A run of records
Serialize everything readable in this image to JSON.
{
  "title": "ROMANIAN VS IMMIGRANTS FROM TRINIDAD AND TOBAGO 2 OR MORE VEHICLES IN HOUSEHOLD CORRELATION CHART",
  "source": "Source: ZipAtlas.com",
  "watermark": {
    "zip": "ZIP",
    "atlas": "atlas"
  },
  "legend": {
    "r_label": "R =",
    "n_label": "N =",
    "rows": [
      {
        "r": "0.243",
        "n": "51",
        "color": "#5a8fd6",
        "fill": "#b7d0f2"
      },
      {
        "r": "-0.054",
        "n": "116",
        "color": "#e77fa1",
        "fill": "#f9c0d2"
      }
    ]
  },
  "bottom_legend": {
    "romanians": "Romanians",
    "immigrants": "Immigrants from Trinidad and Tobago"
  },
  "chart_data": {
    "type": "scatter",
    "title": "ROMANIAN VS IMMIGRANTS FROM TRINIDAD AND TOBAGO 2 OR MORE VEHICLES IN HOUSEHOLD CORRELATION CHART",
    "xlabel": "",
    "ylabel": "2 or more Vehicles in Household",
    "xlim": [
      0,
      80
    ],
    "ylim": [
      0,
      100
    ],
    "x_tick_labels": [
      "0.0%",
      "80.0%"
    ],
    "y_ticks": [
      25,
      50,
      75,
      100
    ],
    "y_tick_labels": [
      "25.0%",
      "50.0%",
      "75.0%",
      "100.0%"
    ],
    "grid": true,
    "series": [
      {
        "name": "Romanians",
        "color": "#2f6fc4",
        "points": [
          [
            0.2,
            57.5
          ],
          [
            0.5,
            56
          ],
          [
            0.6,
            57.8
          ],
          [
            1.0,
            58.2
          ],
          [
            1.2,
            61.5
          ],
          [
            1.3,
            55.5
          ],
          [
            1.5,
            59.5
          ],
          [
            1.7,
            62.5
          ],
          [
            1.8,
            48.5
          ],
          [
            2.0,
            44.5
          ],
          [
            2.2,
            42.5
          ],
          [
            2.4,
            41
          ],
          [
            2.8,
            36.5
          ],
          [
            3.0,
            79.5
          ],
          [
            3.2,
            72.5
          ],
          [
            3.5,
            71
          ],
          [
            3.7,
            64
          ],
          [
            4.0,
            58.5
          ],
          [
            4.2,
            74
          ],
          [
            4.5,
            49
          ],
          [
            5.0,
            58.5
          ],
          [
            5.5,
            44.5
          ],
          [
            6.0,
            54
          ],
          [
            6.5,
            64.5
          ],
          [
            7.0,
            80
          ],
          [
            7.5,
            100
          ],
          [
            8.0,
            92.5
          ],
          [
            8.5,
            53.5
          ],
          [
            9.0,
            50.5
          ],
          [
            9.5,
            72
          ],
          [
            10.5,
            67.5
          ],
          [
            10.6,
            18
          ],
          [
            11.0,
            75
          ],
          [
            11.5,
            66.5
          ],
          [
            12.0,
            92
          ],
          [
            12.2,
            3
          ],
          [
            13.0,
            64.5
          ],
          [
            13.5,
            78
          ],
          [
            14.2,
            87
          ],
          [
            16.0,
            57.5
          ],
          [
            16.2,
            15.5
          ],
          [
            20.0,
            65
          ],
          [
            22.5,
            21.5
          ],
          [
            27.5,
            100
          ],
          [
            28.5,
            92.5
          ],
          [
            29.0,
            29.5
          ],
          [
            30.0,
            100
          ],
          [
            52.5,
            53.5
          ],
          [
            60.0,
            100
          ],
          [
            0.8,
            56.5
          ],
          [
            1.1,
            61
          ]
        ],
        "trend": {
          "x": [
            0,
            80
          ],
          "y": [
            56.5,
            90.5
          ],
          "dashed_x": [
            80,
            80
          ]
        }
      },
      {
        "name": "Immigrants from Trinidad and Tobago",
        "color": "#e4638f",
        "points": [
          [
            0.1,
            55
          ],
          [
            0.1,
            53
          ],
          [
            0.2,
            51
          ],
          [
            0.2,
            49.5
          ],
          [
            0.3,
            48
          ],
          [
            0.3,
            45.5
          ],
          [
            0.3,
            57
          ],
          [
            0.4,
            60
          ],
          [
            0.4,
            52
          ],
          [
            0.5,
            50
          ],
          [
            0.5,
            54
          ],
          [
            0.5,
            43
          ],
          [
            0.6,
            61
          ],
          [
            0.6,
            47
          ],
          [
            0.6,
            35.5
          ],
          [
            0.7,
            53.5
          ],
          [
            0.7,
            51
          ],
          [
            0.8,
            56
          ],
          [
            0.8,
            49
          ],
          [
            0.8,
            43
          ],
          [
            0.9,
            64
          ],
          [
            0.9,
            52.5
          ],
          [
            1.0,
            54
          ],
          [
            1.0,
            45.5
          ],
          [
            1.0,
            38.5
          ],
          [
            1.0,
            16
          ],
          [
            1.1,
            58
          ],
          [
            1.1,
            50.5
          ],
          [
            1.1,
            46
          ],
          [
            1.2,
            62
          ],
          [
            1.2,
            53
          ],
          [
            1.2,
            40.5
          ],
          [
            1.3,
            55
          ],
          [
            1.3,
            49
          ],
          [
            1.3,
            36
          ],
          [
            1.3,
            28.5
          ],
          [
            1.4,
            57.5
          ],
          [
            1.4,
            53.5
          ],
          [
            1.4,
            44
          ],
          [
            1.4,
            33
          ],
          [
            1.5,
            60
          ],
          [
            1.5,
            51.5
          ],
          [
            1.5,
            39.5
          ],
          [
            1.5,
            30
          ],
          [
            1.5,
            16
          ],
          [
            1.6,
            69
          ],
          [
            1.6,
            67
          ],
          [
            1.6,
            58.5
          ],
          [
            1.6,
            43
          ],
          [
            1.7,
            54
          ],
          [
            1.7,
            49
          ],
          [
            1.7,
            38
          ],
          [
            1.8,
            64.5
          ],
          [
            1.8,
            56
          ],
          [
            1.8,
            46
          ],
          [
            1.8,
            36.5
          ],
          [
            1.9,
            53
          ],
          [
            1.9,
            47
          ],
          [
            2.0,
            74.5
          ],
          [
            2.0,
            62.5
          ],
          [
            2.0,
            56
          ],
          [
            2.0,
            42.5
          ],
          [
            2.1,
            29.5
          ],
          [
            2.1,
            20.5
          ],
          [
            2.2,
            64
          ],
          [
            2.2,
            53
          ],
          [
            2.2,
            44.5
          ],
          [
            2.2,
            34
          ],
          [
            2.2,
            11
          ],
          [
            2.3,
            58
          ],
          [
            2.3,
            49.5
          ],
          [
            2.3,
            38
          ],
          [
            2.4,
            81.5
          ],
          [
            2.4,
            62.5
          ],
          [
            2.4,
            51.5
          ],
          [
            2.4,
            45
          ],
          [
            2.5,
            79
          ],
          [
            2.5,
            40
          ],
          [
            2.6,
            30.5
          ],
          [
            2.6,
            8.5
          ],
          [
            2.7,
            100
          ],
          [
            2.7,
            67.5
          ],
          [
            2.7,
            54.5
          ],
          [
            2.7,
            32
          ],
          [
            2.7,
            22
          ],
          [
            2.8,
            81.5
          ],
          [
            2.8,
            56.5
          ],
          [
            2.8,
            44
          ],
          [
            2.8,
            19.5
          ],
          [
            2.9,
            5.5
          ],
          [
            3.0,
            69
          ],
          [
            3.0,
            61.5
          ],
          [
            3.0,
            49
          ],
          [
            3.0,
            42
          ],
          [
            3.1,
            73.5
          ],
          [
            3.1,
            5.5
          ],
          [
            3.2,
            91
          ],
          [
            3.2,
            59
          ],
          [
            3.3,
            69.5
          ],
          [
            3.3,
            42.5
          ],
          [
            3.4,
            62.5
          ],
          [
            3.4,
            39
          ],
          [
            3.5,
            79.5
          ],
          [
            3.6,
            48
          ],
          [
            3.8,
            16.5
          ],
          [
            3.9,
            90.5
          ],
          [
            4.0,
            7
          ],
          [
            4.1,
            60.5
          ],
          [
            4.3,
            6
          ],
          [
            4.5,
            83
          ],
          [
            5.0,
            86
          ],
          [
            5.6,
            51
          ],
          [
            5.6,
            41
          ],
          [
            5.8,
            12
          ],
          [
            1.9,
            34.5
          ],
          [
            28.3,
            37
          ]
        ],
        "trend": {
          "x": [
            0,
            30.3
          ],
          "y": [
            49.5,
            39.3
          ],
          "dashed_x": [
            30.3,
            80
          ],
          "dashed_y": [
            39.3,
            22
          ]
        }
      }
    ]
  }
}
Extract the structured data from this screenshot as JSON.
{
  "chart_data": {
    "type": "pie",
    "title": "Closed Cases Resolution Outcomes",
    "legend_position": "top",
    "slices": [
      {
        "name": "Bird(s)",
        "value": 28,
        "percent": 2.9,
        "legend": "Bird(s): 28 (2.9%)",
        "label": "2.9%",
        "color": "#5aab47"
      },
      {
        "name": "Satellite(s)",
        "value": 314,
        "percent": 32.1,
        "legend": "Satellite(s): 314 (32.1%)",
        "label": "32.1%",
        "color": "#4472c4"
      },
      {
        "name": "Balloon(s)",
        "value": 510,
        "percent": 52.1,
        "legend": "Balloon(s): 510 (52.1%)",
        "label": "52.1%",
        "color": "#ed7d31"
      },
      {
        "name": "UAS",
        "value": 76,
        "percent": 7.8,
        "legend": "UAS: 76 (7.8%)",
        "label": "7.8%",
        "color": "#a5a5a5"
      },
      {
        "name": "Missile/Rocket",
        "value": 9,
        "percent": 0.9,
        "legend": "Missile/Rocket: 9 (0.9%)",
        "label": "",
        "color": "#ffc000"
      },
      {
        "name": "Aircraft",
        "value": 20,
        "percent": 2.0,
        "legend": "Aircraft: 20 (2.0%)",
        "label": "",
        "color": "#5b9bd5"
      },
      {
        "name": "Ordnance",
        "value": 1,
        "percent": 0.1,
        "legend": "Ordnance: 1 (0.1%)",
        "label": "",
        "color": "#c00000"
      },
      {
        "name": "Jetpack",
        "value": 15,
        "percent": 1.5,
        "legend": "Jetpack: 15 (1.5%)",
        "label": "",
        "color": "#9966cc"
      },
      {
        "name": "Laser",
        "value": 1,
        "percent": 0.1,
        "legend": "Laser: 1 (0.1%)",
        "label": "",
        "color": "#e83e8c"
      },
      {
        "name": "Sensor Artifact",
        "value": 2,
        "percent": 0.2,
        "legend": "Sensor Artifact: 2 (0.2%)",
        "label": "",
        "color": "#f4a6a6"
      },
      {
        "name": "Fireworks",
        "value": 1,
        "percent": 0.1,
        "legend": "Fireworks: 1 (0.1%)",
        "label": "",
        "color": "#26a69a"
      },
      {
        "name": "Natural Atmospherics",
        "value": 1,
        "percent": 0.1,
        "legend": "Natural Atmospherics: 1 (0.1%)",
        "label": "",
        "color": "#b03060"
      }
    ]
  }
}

● TASK OBJECTIVE: From the data above, work out how many lines hold "Natural". Answer with the number alone.

● RESPONSE TO THE EXERCISE: 2